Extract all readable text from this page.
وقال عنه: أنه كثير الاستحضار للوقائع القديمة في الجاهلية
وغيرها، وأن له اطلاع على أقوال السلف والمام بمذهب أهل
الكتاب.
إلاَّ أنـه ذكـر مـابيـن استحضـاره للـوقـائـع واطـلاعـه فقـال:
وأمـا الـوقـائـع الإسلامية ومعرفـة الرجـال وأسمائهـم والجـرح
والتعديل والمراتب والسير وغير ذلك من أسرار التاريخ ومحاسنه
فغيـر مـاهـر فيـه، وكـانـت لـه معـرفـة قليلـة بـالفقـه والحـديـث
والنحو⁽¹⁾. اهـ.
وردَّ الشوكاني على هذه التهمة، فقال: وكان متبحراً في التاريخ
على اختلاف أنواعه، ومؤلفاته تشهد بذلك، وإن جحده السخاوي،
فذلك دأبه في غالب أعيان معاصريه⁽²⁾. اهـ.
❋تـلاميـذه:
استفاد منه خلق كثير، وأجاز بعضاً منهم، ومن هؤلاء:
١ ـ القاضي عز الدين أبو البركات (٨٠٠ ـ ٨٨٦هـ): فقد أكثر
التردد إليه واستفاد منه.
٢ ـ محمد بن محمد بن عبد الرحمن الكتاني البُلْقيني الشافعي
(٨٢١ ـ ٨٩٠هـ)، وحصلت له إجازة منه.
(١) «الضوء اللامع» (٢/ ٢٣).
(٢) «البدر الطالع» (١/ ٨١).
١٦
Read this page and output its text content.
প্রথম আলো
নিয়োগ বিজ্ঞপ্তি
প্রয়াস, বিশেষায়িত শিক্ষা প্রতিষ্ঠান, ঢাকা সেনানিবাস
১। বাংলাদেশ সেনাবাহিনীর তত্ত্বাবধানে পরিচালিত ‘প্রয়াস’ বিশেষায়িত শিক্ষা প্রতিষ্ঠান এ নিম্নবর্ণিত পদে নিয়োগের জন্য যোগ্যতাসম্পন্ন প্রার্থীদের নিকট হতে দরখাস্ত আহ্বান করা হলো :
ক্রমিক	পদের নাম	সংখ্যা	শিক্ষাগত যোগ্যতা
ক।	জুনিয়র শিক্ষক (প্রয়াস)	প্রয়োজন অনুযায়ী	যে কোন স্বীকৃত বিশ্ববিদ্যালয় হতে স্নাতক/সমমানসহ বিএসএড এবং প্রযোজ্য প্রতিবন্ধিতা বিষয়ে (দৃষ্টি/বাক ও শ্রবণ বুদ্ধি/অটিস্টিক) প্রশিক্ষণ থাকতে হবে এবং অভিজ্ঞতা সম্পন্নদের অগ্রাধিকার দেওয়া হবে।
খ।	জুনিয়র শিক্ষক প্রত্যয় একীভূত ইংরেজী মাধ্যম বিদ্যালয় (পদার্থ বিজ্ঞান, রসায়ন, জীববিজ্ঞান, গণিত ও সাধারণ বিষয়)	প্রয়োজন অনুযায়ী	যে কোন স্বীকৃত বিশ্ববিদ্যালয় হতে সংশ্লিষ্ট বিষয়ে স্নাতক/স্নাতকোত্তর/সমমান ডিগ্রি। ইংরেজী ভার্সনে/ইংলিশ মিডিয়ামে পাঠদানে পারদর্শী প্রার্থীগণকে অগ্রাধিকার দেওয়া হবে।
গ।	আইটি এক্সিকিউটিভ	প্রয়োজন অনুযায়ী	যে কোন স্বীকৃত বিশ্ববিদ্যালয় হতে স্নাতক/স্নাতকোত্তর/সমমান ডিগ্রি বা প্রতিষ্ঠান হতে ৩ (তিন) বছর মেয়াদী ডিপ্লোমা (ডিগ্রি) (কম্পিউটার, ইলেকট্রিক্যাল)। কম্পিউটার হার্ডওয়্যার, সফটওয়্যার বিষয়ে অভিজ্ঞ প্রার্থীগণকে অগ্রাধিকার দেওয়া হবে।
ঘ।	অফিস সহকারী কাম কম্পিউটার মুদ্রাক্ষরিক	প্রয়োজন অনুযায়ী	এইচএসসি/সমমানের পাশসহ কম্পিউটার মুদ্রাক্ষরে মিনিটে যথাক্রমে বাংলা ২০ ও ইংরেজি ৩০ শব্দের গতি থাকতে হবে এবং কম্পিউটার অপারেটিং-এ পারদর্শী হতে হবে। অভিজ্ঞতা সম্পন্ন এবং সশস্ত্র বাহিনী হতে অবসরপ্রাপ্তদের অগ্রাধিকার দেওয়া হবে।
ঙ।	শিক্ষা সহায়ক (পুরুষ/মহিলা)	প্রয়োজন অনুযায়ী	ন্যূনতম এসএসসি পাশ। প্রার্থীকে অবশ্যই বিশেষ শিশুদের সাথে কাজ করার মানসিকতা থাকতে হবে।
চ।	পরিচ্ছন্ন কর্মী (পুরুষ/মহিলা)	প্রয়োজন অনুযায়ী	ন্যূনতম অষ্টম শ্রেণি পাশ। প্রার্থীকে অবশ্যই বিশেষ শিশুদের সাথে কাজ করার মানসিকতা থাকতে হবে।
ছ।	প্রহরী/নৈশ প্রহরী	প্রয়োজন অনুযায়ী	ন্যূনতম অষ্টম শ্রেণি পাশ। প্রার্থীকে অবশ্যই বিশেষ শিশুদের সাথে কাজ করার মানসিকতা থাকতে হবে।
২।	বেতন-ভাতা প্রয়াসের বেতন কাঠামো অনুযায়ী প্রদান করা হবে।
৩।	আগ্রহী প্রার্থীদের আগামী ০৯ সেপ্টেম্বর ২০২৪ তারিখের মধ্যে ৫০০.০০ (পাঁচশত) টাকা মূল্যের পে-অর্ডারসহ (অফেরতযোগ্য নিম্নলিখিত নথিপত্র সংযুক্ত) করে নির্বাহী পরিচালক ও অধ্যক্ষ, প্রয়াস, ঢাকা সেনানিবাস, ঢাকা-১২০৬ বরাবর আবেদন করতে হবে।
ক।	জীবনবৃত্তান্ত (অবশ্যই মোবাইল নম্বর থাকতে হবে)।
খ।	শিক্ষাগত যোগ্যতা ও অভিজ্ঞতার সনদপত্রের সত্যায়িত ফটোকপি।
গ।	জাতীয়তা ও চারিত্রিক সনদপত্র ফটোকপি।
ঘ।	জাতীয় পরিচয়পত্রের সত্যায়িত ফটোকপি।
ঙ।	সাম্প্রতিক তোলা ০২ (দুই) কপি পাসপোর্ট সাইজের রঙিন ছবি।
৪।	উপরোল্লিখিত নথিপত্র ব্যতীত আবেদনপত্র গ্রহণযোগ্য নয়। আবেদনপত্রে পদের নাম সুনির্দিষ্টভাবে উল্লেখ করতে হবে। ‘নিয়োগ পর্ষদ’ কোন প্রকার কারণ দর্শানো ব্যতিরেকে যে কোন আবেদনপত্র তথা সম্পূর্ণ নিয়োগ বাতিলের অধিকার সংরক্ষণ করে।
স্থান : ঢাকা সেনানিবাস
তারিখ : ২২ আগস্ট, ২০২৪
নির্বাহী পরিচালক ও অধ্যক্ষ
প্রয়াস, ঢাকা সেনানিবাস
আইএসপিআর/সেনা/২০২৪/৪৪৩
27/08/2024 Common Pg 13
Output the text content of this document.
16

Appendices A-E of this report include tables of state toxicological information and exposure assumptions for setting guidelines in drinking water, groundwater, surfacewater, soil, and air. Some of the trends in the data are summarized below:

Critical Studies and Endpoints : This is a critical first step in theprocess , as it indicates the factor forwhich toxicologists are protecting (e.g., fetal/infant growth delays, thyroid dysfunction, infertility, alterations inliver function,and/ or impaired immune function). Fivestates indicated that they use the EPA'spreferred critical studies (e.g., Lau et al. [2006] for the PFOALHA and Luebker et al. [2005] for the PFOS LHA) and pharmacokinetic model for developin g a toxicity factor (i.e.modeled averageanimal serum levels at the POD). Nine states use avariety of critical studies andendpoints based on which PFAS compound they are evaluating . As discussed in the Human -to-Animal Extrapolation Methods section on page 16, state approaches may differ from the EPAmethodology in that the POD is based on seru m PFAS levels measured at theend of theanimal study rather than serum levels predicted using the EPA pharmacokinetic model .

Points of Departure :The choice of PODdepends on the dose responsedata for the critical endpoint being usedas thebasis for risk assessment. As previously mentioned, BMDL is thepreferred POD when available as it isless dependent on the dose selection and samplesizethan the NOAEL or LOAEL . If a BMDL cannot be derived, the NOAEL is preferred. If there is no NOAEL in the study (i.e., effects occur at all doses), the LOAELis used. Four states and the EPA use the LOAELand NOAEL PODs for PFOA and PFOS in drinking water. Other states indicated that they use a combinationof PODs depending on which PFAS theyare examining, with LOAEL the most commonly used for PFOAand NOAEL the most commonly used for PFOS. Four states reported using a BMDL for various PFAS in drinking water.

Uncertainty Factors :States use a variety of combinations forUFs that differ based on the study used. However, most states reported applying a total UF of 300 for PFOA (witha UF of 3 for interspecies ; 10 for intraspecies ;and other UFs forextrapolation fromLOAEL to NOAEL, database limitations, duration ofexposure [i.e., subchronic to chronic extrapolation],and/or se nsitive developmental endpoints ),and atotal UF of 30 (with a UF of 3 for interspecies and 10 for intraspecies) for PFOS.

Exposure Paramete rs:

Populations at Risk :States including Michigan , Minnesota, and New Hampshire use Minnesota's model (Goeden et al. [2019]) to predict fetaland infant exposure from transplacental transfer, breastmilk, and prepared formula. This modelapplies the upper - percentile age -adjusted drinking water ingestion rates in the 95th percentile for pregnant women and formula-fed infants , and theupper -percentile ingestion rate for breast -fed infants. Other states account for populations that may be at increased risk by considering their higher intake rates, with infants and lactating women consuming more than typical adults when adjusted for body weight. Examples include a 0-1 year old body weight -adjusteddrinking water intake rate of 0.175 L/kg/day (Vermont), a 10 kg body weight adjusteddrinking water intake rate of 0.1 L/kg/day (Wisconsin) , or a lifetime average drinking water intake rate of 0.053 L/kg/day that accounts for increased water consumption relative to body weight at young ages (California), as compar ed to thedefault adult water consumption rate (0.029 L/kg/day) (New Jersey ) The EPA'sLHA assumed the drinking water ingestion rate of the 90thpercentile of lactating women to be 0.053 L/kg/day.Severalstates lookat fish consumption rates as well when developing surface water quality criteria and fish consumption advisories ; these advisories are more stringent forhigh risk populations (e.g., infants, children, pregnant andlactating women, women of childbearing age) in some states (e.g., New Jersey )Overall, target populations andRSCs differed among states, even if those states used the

> **What to do**:
Scan the listing above. Gather each line that contains the word "كثير".

> **Written solution**:
وقال عنه: أنه كثير الاستحضار للوقائع القديمة في الجاهلية
استفاد منه خلق كثير، وأجاز بعضاً منهم، ومن هؤلاء:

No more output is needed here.